---- Data for the task

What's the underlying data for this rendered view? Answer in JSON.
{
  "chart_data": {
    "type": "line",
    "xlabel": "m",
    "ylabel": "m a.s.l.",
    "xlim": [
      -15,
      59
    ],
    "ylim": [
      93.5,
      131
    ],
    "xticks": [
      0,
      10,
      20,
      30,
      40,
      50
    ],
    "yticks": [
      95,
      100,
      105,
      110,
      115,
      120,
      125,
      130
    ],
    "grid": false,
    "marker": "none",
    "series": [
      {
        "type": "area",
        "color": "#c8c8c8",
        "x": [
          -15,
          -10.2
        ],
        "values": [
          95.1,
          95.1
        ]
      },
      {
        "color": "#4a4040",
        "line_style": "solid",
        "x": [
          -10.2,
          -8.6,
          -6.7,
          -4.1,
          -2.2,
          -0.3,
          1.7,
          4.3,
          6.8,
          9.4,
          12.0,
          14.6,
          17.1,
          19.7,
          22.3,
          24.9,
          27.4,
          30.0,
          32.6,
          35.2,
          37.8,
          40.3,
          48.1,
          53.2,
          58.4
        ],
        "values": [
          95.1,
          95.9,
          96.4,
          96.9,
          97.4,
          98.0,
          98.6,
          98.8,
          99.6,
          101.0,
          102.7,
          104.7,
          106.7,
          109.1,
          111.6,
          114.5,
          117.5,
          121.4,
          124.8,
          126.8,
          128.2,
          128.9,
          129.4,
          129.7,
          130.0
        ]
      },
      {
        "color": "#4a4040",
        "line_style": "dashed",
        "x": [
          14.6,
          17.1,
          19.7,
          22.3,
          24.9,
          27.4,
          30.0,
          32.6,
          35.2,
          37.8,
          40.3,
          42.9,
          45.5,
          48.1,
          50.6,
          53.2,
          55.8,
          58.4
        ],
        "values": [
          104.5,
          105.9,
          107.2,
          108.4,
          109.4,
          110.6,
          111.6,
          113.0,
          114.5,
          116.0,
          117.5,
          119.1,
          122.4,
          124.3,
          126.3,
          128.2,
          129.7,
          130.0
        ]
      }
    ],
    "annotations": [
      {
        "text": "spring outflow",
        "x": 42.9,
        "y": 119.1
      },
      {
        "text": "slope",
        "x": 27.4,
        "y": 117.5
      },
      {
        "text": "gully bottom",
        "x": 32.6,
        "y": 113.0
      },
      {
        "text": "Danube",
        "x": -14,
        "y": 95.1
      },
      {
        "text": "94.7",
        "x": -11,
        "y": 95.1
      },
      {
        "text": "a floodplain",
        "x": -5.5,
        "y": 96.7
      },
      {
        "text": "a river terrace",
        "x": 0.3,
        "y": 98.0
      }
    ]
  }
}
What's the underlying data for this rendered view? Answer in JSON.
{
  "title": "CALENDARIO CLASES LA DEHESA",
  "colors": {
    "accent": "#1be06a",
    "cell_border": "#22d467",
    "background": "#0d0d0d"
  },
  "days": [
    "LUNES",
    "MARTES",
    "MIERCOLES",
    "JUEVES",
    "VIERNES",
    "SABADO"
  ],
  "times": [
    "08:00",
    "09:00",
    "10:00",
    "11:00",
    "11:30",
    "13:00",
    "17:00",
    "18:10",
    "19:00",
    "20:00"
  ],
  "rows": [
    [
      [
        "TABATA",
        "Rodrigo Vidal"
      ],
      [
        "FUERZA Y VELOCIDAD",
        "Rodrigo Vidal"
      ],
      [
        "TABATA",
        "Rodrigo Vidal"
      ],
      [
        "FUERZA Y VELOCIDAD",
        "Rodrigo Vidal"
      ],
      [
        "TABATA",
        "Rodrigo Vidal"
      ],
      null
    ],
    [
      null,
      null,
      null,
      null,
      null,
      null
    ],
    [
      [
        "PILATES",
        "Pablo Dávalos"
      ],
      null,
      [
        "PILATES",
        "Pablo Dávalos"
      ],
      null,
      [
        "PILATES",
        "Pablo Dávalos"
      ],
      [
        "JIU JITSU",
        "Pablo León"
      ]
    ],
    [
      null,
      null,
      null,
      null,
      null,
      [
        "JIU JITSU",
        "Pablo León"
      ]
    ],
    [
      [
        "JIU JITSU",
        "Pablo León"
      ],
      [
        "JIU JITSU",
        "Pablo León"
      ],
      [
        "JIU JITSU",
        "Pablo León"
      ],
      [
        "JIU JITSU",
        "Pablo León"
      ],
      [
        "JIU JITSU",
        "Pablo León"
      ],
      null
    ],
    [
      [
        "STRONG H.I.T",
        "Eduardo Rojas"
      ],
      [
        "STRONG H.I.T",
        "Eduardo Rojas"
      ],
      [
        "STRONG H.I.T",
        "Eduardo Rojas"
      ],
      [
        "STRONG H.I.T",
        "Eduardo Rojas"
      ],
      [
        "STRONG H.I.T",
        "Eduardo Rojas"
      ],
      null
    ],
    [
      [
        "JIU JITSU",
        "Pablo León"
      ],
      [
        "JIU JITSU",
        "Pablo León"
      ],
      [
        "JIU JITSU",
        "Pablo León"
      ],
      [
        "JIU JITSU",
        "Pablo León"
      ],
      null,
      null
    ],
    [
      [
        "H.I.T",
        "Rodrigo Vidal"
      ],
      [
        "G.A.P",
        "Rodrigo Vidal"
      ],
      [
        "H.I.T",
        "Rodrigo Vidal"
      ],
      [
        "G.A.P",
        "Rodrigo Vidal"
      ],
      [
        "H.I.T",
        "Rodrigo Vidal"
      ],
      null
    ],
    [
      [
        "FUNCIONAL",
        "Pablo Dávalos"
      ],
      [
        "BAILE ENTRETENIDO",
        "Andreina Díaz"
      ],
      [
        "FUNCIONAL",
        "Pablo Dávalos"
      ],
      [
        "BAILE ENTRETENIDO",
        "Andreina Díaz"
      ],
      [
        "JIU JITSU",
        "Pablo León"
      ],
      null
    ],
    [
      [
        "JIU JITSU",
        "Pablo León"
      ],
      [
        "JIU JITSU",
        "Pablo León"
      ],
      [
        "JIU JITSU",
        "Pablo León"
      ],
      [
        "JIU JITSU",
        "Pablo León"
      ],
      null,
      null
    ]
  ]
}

--------

-- Directions --
Recopy the entries above exactly, with every line included.

-- Response to this exercise --
What's the underlying data for this rendered view? Answer in JSON.
{
  "chart_data": {
    "type": "line",
    "xlabel": "m",
    "ylabel": "m a.s.l.",
    "xlim": [
      -15,
      59
    ],
    "ylim": [
      93.5,
      131
    ],
    "xticks": [
      0,
      10,
      20,
      30,
      40,
      50
    ],
    "yticks": [
      95,
      100,
      105,
      110,
      115,
      120,
      125,
      130
    ],
    "grid": false,
    "marker": "none",
    "series": [
      {
        "type": "area",
        "color": "#c8c8c8",
        "x": [
          -15,
          -10.2
        ],
        "values": [
          95.1,
          95.1
        ]
      },
      {
        "color": "#4a4040",
        "line_style": "solid",
        "x": [
          -10.2,
          -8.6,
          -6.7,
          -4.1,
          -2.2,
          -0.3,
          1.7,
          4.3,
          6.8,
          9.4,
          12.0,
          14.6,
          17.1,
          19.7,
          22.3,
          24.9,
          27.4,
          30.0,
          32.6,
          35.2,
          37.8,
          40.3,
          48.1,
          53.2,
          58.4
        ],
        "values": [
          95.1,
          95.9,
          96.4,
          96.9,
          97.4,
          98.0,
          98.6,
          98.8,
          99.6,
          101.0,
          102.7,
          104.7,
          106.7,
          109.1,
          111.6,
          114.5,
          117.5,
          121.4,
          124.8,
          126.8,
          128.2,
          128.9,
          129.4,
          129.7,
          130.0
        ]
      },
      {
        "color": "#4a4040",
        "line_style": "dashed",
        "x": [
          14.6,
          17.1,
          19.7,
          22.3,
          24.9,
          27.4,
          30.0,
          32.6,
          35.2,
          37.8,
          40.3,
          42.9,
          45.5,
          48.1,
          50.6,
          53.2,
          55.8,
          58.4
        ],
        "values": [
          104.5,
          105.9,
          107.2,
          108.4,
          109.4,
          110.6,
          111.6,
          113.0,
          114.5,
          116.0,
          117.5,
          119.1,
          122.4,
          124.3,
          126.3,
          128.2,
          129.7,
          130.0
        ]
      }
    ],
    "annotations": [
      {
        "text": "spring outflow",
        "x": 42.9,
        "y": 119.1
      },
      {
        "text": "slope",
        "x": 27.4,
        "y": 117.5
      },
      {
        "text": "gully bottom",
        "x": 32.6,
        "y": 113.0
      },
      {
        "text": "Danube",
        "x": -14,
        "y": 95.1
      },
      {
        "text": "94.7",
        "x": -11,
        "y": 95.1
      },
      {
        "text": "a floodplain",
        "x": -5.5,
        "y": 96.7
      },
      {
        "text": "a river terrace",
        "x": 0.3,
        "y": 98.0
      }
    ]
  }
}
What's the underlying data for this rendered view? Answer in JSON.
{
  "title": "CALENDARIO CLASES LA DEHESA",
  "colors": {
    "accent": "#1be06a",
    "cell_border": "#22d467",
    "background": "#0d0d0d"
  },
  "days": [
    "LUNES",
    "MARTES",
    "MIERCOLES",
    "JUEVES",
    "VIERNES",
    "SABADO"
  ],
  "times": [
    "08:00",
    "09:00",
    "10:00",
    "11:00",
    "11:30",
    "13:00",
    "17:00",
    "18:10",
    "19:00",
    "20:00"
  ],
  "rows": [
    [
      [
        "TABATA",
        "Rodrigo Vidal"
      ],
      [
        "FUERZA Y VELOCIDAD",
        "Rodrigo Vidal"
      ],
      [
        "TABATA",
        "Rodrigo Vidal"
      ],
      [
        "FUERZA Y VELOCIDAD",
        "Rodrigo Vidal"
      ],
      [
        "TABATA",
        "Rodrigo Vidal"
      ],
      null
    ],
    [
      null,
      null,
      null,
      null,
      null,
      null
    ],
    [
      [
        "PILATES",
        "Pablo Dávalos"
      ],
      null,
      [
        "PILATES",
        "Pablo Dávalos"
      ],
      null,
      [
        "PILATES",
        "Pablo Dávalos"
      ],
      [
        "JIU JITSU",
        "Pablo León"
      ]
    ],
    [
      null,
      null,
      null,
      null,
      null,
      [
        "JIU JITSU",
        "Pablo León"
      ]
    ],
    [
      [
        "JIU JITSU",
        "Pablo León"
      ],
      [
        "JIU JITSU",
        "Pablo León"
      ],
      [
        "JIU JITSU",
        "Pablo León"
      ],
      [
        "JIU JITSU",
        "Pablo León"
      ],
      [
        "JIU JITSU",
        "Pablo León"
      ],
      null
    ],
    [
      [
        "STRONG H.I.T",
        "Eduardo Rojas"
      ],
      [
        "STRONG H.I.T",
        "Eduardo Rojas"
      ],
      [
        "STRONG H.I.T",
        "Eduardo Rojas"
      ],
      [
        "STRONG H.I.T",
        "Eduardo Rojas"
      ],
      [
        "STRONG H.I.T",
        "Eduardo Rojas"
      ],
      null
    ],
    [
      [
        "JIU JITSU",
        "Pablo León"
      ],
      [
        "JIU JITSU",
        "Pablo León"
      ],
      [
        "JIU JITSU",
        "Pablo León"
      ],
      [
        "JIU JITSU",
        "Pablo León"
      ],
      null,
      null
    ],
    [
      [
        "H.I.T",
        "Rodrigo Vidal"
      ],
      [
        "G.A.P",
        "Rodrigo Vidal"
      ],
      [
        "H.I.T",
        "Rodrigo Vidal"
      ],
      [
        "G.A.P",
        "Rodrigo Vidal"
      ],
      [
        "H.I.T",
        "Rodrigo Vidal"
      ],
      null
    ],
    [
      [
        "FUNCIONAL",
        "Pablo Dávalos"
      ],
      [
        "BAILE ENTRETENIDO",
        "Andreina Díaz"
      ],
      [
        "FUNCIONAL",
        "Pablo Dávalos"
      ],
      [
        "BAILE ENTRETENIDO",
        "Andreina Díaz"
      ],
      [
        "JIU JITSU",
        "Pablo León"
      ],
      null
    ],
    [
      [
        "JIU JITSU",
        "Pablo León"
      ],
      [
        "JIU JITSU",
        "Pablo León"
      ],
      [
        "JIU JITSU",
        "Pablo León"
      ],
      [
        "JIU JITSU",
        "Pablo León"
      ],
      null,
      null
    ]
  ]
}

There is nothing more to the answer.